§ Problem requirements
Without the pictures, print each of the records below exactly as it appears.

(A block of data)
★ ★ ★ ★
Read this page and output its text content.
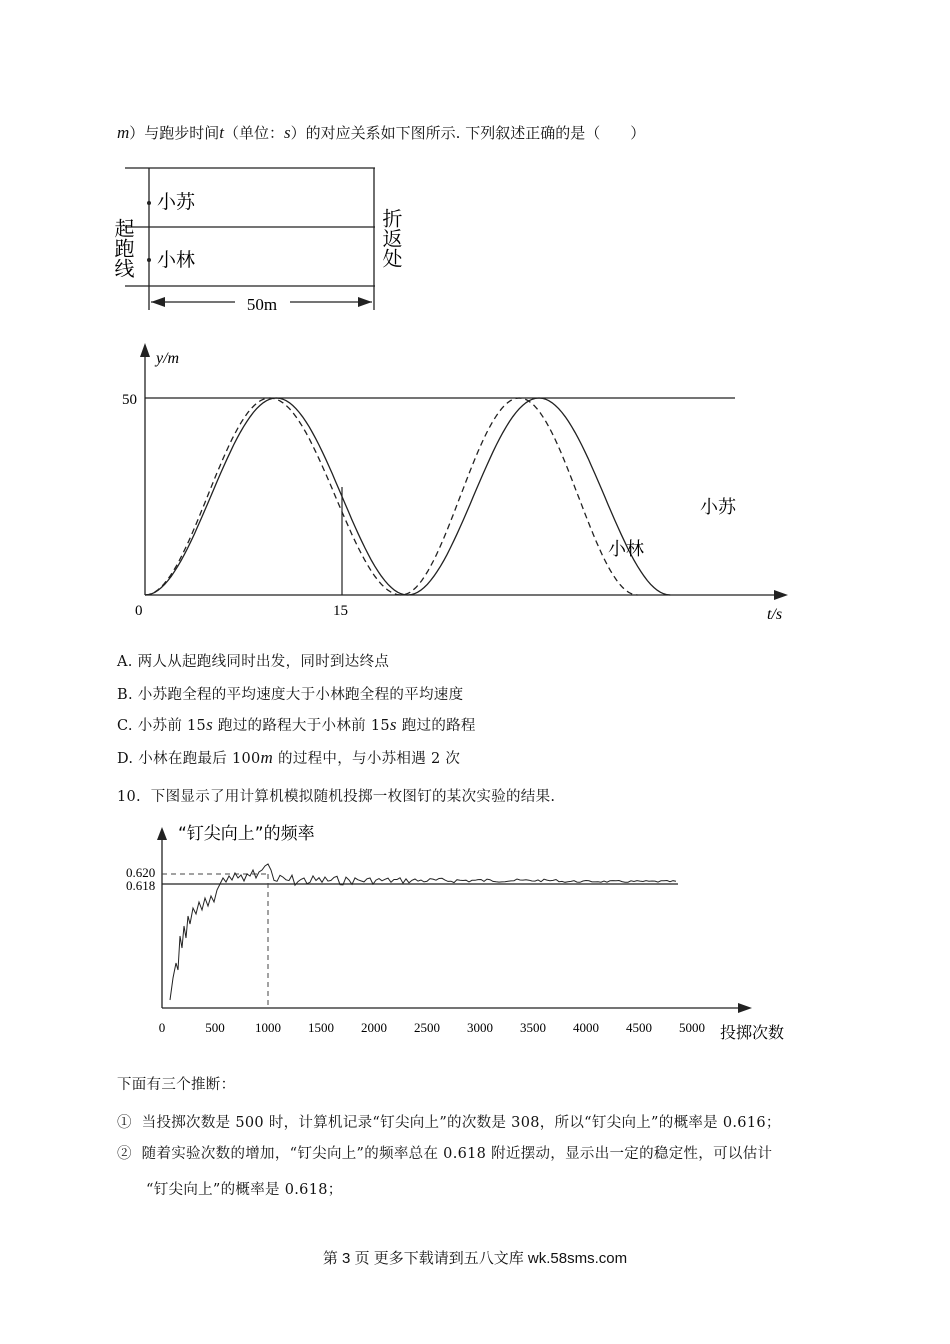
m）与跑步时间t（单位：s）的对应关系如下图所示. 下列叙述正确的是（　　）
50m
小苏
小林
起跑线	折返处
50
0	15
y/m
t/s
小苏
小林
A. 两人从起跑线同时出发，同时到达终点
B. 小苏跑全程的平均速度大于小林跑全程的平均速度
C. 小苏前 15s 跑过的路程大于小林前 15s 跑过的路程
D. 小林在跑最后 100m 的过程中，与小苏相遇 2 次
10. 下图显示了用计算机模拟随机投掷一枚图钉的某次实验的结果.
“钉尖向上”的频率
0.620
0.618
0	500 1000 1500 2000 2500 3000 3500 4000 4500 5000 投掷次数
下面有三个推断：
① 当投掷次数是 500 时，计算机记录“钉尖向上”的次数是 308，所以“钉尖向上”的概率是 0.616；
② 随着实验次数的增加，“钉尖向上”的频率总在 0.618 附近摆动，显示出一定的稳定性，可以估计
“钉尖向上”的概率是 0.618；
第 3 页 更多下载请到五八文库 wk.58sms.com
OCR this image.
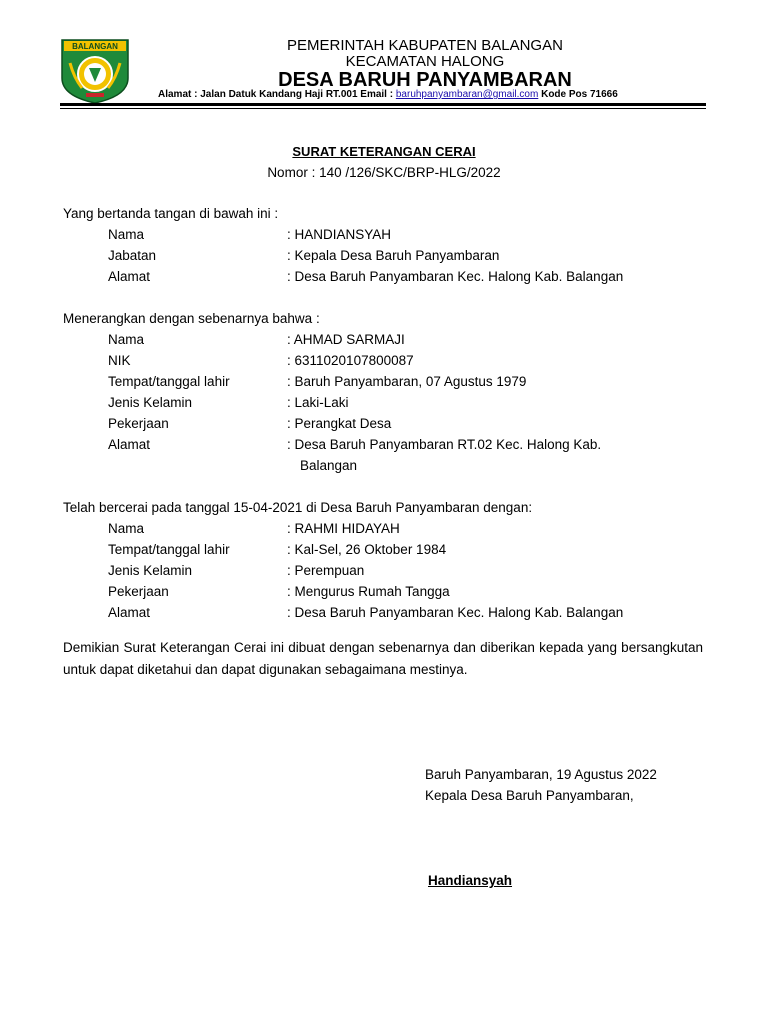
BALANGAN	PEMERINTAH KABUPATEN BALANGAN
KECAMATAN HALONG
DESA BARUH PANYAMBARAN
Alamat : Jalan Datuk Kandang Haji RT.001 Email : baruhpanyambaran@gmail.com Kode Pos 71666
SURAT KETERANGAN CERAI
Nomor : 140 /126/SKC/BRP-HLG/2022
Yang bertanda tangan di bawah ini :
Nama	: HANDIANSYAH
Jabatan	: Kepala Desa Baruh Panyambaran
Alamat	: Desa Baruh Panyambaran Kec. Halong Kab. Balangan
Menerangkan dengan sebenarnya bahwa :
Nama	: AHMAD SARMAJI
NIK	: 6311020107800087
Tempat/tanggal lahir	: Baruh Panyambaran, 07 Agustus 1979
Jenis Kelamin	: Laki-Laki
Pekerjaan	: Perangkat Desa
Alamat	: Desa Baruh Panyambaran RT.02 Kec. Halong Kab.
Balangan
Telah bercerai pada tanggal 15-04-2021 di Desa Baruh Panyambaran dengan:
Nama	: RAHMI HIDAYAH
Tempat/tanggal lahir	: Kal-Sel, 26 Oktober 1984
Jenis Kelamin	: Perempuan
Pekerjaan	: Mengurus Rumah Tangga
Alamat	: Desa Baruh Panyambaran Kec. Halong Kab. Balangan
Demikian Surat Keterangan Cerai ini dibuat dengan sebenarnya dan diberikan kepada yang bersangkutan untuk dapat diketahui dan dapat digunakan sebagaimana mestinya.
Baruh Panyambaran, 19 Agustus 2022
Kepala Desa Baruh Panyambaran,
Handiansyah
★ ★ ★ ★
§ Task solution
Read this page and output its text content.
m）与跑步时间t（单位：s）的对应关系如下图所示. 下列叙述正确的是（　　）
50m
小苏
小林
起跑线	折返处
50
0	15
y/m
t/s
小苏
小林
A. 两人从起跑线同时出发，同时到达终点
B. 小苏跑全程的平均速度大于小林跑全程的平均速度
C. 小苏前 15s 跑过的路程大于小林前 15s 跑过的路程
D. 小林在跑最后 100m 的过程中，与小苏相遇 2 次
10. 下图显示了用计算机模拟随机投掷一枚图钉的某次实验的结果.
“钉尖向上”的频率
0.620
0.618
0	500 1000 1500 2000 2500 3000 3500 4000 4500 5000 投掷次数
下面有三个推断：
① 当投掷次数是 500 时，计算机记录“钉尖向上”的次数是 308，所以“钉尖向上”的概率是 0.616；
② 随着实验次数的增加，“钉尖向上”的频率总在 0.618 附近摆动，显示出一定的稳定性，可以估计
“钉尖向上”的概率是 0.618；
第 3 页 更多下载请到五八文库 wk.58sms.com
OCR this image.
BALANGAN	PEMERINTAH KABUPATEN BALANGAN
KECAMATAN HALONG
DESA BARUH PANYAMBARAN
Alamat : Jalan Datuk Kandang Haji RT.001 Email : baruhpanyambaran@gmail.com Kode Pos 71666
SURAT KETERANGAN CERAI
Nomor : 140 /126/SKC/BRP-HLG/2022
Yang bertanda tangan di bawah ini :
Nama	: HANDIANSYAH
Jabatan	: Kepala Desa Baruh Panyambaran
Alamat	: Desa Baruh Panyambaran Kec. Halong Kab. Balangan
Menerangkan dengan sebenarnya bahwa :
Nama	: AHMAD SARMAJI
NIK	: 6311020107800087
Tempat/tanggal lahir	: Baruh Panyambaran, 07 Agustus 1979
Jenis Kelamin	: Laki-Laki
Pekerjaan	: Perangkat Desa
Alamat	: Desa Baruh Panyambaran RT.02 Kec. Halong Kab.
Balangan
Telah bercerai pada tanggal 15-04-2021 di Desa Baruh Panyambaran dengan:
Nama	: RAHMI HIDAYAH
Tempat/tanggal lahir	: Kal-Sel, 26 Oktober 1984
Jenis Kelamin	: Perempuan
Pekerjaan	: Mengurus Rumah Tangga
Alamat	: Desa Baruh Panyambaran Kec. Halong Kab. Balangan
Demikian Surat Keterangan Cerai ini dibuat dengan sebenarnya dan diberikan kepada yang bersangkutan untuk dapat diketahui dan dapat digunakan sebagaimana mestinya.
Baruh Panyambaran, 19 Agustus 2022
Kepala Desa Baruh Panyambaran,
Handiansyah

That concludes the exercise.